Exercise
Take down each entry exactly as written.

[Stored data entries]
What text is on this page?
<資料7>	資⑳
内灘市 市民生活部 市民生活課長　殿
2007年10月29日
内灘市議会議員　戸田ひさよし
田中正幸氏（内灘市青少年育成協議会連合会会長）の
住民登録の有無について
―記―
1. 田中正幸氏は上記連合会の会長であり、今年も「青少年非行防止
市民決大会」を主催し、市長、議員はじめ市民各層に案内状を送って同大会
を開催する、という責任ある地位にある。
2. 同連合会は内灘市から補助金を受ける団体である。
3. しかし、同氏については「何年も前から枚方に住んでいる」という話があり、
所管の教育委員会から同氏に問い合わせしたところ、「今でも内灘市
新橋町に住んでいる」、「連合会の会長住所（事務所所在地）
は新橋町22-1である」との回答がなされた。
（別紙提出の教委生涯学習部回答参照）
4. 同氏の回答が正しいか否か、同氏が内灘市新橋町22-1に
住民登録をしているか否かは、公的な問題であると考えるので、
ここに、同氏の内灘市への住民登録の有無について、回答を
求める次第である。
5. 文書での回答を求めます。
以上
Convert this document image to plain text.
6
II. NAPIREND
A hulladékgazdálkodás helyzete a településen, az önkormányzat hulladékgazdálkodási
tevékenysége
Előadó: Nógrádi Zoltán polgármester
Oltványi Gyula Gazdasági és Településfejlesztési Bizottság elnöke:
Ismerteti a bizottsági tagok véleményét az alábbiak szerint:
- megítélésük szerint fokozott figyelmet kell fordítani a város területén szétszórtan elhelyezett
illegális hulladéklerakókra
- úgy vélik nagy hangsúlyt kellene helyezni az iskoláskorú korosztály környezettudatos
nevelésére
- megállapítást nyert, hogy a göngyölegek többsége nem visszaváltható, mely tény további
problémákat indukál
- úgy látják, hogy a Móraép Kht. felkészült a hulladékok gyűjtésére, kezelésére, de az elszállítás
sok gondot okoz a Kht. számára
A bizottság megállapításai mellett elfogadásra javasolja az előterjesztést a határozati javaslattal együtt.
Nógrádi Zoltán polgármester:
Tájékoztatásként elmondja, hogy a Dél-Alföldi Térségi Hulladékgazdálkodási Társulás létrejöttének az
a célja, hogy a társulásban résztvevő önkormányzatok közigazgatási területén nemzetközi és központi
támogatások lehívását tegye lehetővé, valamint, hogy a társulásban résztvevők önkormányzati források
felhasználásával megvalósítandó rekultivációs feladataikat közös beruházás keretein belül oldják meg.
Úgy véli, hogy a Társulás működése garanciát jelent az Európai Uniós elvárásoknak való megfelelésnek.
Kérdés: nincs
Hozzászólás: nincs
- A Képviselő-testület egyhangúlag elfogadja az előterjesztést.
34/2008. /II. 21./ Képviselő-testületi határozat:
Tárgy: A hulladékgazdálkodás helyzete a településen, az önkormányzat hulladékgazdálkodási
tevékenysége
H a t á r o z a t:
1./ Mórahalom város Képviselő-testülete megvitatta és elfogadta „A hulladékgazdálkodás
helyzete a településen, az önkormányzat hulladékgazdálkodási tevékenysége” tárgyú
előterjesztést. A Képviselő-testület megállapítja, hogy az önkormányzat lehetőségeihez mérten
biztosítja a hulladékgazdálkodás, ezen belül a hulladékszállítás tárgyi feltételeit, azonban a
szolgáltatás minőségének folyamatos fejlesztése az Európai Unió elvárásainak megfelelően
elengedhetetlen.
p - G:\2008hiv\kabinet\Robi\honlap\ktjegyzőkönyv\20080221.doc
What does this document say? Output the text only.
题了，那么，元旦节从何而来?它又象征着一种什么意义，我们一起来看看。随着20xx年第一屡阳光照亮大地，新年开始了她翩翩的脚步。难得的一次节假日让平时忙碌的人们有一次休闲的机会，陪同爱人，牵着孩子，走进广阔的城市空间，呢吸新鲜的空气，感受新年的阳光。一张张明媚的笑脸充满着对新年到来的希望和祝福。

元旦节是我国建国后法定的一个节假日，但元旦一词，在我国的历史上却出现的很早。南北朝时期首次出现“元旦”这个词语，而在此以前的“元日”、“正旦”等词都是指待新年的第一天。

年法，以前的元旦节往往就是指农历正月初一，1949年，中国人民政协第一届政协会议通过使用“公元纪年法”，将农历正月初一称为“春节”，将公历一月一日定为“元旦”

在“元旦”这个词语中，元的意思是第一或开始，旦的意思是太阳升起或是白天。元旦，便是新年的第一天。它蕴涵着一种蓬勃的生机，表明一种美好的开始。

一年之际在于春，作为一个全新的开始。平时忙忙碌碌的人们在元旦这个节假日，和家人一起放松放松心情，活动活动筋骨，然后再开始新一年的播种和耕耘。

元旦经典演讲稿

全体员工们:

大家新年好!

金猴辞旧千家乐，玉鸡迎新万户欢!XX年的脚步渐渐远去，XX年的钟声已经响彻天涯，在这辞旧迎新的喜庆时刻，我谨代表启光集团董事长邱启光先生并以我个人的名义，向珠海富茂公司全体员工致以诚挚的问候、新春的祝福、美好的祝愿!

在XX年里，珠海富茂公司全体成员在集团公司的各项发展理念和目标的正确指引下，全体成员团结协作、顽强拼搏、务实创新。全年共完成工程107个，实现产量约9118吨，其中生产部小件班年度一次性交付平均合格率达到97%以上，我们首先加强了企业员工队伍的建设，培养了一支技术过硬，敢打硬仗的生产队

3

Reply to the task
What text is on this page?
<資料7>	資⑳
内灘市 市民生活部 市民生活課長　殿
2007年10月29日
内灘市議会議員　戸田ひさよし
田中正幸氏（内灘市青少年育成協議会連合会会長）の
住民登録の有無について
―記―
1. 田中正幸氏は上記連合会の会長であり、今年も「青少年非行防止
市民決大会」を主催し、市長、議員はじめ市民各層に案内状を送って同大会
を開催する、という責任ある地位にある。
2. 同連合会は内灘市から補助金を受ける団体である。
3. しかし、同氏については「何年も前から枚方に住んでいる」という話があり、
所管の教育委員会から同氏に問い合わせしたところ、「今でも内灘市
新橋町に住んでいる」、「連合会の会長住所（事務所所在地）
は新橋町22-1である」との回答がなされた。
（別紙提出の教委生涯学習部回答参照）
4. 同氏の回答が正しいか否か、同氏が内灘市新橋町22-1に
住民登録をしているか否かは、公的な問題であると考えるので、
ここに、同氏の内灘市への住民登録の有無について、回答を
求める次第である。
5. 文書での回答を求めます。
以上
Convert this document image to plain text.
6
II. NAPIREND
A hulladékgazdálkodás helyzete a településen, az önkormányzat hulladékgazdálkodási
tevékenysége
Előadó: Nógrádi Zoltán polgármester
Oltványi Gyula Gazdasági és Településfejlesztési Bizottság elnöke:
Ismerteti a bizottsági tagok véleményét az alábbiak szerint:
- megítélésük szerint fokozott figyelmet kell fordítani a város területén szétszórtan elhelyezett
illegális hulladéklerakókra
- úgy vélik nagy hangsúlyt kellene helyezni az iskoláskorú korosztály környezettudatos
nevelésére
- megállapítást nyert, hogy a göngyölegek többsége nem visszaváltható, mely tény további
problémákat indukál
- úgy látják, hogy a Móraép Kht. felkészült a hulladékok gyűjtésére, kezelésére, de az elszállítás
sok gondot okoz a Kht. számára
A bizottság megállapításai mellett elfogadásra javasolja az előterjesztést a határozati javaslattal együtt.
Nógrádi Zoltán polgármester:
Tájékoztatásként elmondja, hogy a Dél-Alföldi Térségi Hulladékgazdálkodási Társulás létrejöttének az
a célja, hogy a társulásban résztvevő önkormányzatok közigazgatási területén nemzetközi és központi
támogatások lehívását tegye lehetővé, valamint, hogy a társulásban résztvevők önkormányzati források
felhasználásával megvalósítandó rekultivációs feladataikat közös beruházás keretein belül oldják meg.
Úgy véli, hogy a Társulás működése garanciát jelent az Európai Uniós elvárásoknak való megfelelésnek.
Kérdés: nincs
Hozzászólás: nincs
- A Képviselő-testület egyhangúlag elfogadja az előterjesztést.
34/2008. /II. 21./ Képviselő-testületi határozat:
Tárgy: A hulladékgazdálkodás helyzete a településen, az önkormányzat hulladékgazdálkodási
tevékenysége
H a t á r o z a t:
1./ Mórahalom város Képviselő-testülete megvitatta és elfogadta „A hulladékgazdálkodás
helyzete a településen, az önkormányzat hulladékgazdálkodási tevékenysége” tárgyú
előterjesztést. A Képviselő-testület megállapítja, hogy az önkormányzat lehetőségeihez mérten
biztosítja a hulladékgazdálkodás, ezen belül a hulladékszállítás tárgyi feltételeit, azonban a
szolgáltatás minőségének folyamatos fejlesztése az Európai Unió elvárásainak megfelelően
elengedhetetlen.
p - G:\2008hiv\kabinet\Robi\honlap\ktjegyzőkönyv\20080221.doc
What does this document say? Output the text only.
题了，那么，元旦节从何而来?它又象征着一种什么意义，我们一起来看看。随着20xx年第一屡阳光照亮大地，新年开始了她翩翩的脚步。难得的一次节假日让平时忙碌的人们有一次休闲的机会，陪同爱人，牵着孩子，走进广阔的城市空间，呢吸新鲜的空气，感受新年的阳光。一张张明媚的笑脸充满着对新年到来的希望和祝福。

元旦节是我国建国后法定的一个节假日，但元旦一词，在我国的历史上却出现的很早。南北朝时期首次出现“元旦”这个词语，而在此以前的“元日”、“正旦”等词都是指待新年的第一天。

年法，以前的元旦节往往就是指农历正月初一，1949年，中国人民政协第一届政协会议通过使用“公元纪年法”，将农历正月初一称为“春节”，将公历一月一日定为“元旦”

在“元旦”这个词语中，元的意思是第一或开始，旦的意思是太阳升起或是白天。元旦，便是新年的第一天。它蕴涵着一种蓬勃的生机，表明一种美好的开始。

一年之际在于春，作为一个全新的开始。平时忙忙碌碌的人们在元旦这个节假日，和家人一起放松放松心情，活动活动筋骨，然后再开始新一年的播种和耕耘。

元旦经典演讲稿

全体员工们:

大家新年好!

金猴辞旧千家乐，玉鸡迎新万户欢!XX年的脚步渐渐远去，XX年的钟声已经响彻天涯，在这辞旧迎新的喜庆时刻，我谨代表启光集团董事长邱启光先生并以我个人的名义，向珠海富茂公司全体员工致以诚挚的问候、新春的祝福、美好的祝愿!

在XX年里，珠海富茂公司全体成员在集团公司的各项发展理念和目标的正确指引下，全体成员团结协作、顽强拼搏、务实创新。全年共完成工程107个，实现产量约9118吨，其中生产部小件班年度一次性交付平均合格率达到97%以上，我们首先加强了企业员工队伍的建设，培养了一支技术过硬，敢打硬仗的生产队

3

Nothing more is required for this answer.